Written request:
Rewrite everything from the start of the records down to the line containing "legend: Det 1,3,4,5,6,9,FDecim", changing "series-line" to "plot-line" and leaving all else the same.

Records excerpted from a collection
╭──
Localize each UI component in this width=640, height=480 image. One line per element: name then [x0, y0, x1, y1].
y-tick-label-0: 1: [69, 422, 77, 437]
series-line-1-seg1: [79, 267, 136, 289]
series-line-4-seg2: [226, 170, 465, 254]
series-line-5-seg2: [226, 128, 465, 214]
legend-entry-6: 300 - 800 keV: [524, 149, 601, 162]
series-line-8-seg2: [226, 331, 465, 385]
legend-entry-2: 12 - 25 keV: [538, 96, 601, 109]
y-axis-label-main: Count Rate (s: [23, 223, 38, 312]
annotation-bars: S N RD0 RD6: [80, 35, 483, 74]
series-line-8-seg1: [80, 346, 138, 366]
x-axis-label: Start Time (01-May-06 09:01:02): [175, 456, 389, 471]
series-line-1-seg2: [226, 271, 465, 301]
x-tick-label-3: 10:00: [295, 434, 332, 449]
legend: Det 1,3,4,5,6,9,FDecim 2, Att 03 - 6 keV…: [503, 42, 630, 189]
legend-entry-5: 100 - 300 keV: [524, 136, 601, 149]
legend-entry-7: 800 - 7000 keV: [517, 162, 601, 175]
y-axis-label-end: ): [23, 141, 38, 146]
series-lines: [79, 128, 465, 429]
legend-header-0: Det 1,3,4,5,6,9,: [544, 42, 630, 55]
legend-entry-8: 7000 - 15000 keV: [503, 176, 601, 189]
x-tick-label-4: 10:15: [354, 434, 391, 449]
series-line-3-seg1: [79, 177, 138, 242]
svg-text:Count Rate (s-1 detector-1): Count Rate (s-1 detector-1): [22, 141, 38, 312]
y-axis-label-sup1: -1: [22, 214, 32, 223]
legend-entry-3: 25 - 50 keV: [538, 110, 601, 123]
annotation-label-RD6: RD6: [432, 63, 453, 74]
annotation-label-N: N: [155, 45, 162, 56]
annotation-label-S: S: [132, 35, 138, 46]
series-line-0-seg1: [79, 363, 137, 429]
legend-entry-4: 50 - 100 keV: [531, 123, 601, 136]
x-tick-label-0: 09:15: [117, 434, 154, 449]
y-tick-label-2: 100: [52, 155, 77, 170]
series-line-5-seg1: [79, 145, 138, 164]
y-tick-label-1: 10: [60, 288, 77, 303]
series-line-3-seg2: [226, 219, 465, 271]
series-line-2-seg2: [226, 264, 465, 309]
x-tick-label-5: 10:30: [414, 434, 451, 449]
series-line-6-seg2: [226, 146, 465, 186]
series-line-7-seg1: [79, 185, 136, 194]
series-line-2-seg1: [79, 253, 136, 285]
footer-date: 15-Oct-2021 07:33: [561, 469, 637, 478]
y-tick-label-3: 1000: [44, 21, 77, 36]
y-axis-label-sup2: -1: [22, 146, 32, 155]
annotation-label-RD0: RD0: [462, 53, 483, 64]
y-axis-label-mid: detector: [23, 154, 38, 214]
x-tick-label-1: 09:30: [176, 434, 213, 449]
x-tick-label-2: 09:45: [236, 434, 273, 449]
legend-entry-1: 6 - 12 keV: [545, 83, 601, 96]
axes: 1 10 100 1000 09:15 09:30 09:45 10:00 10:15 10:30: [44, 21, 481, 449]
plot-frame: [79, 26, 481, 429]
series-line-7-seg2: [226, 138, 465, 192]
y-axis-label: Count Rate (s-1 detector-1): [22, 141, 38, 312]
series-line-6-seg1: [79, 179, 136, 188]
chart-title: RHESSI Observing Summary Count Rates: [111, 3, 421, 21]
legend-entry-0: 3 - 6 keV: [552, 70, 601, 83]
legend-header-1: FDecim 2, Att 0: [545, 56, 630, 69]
╰──
Correct output:
Localize each UI component in this width=640, height=480 image. One line per element: name then [x0, y0, x1, y1].
y-tick-label-0: 1: [69, 422, 77, 437]
plot-line-1-seg1: [79, 267, 136, 289]
plot-line-4-seg2: [226, 170, 465, 254]
plot-line-5-seg2: [226, 128, 465, 214]
legend-entry-6: 300 - 800 keV: [524, 149, 601, 162]
plot-line-8-seg2: [226, 331, 465, 385]
legend-entry-2: 12 - 25 keV: [538, 96, 601, 109]
y-axis-label-main: Count Rate (s: [23, 223, 38, 312]
annotation-bars: S N RD0 RD6: [80, 35, 483, 74]
plot-line-8-seg1: [80, 346, 138, 366]
x-axis-label: Start Time (01-May-06 09:01:02): [175, 456, 389, 471]
plot-line-1-seg2: [226, 271, 465, 301]
x-tick-label-3: 10:00: [295, 434, 332, 449]
legend: Det 1,3,4,5,6,9,FDecim 2, Att 03 - 6 keV…: [503, 42, 630, 189]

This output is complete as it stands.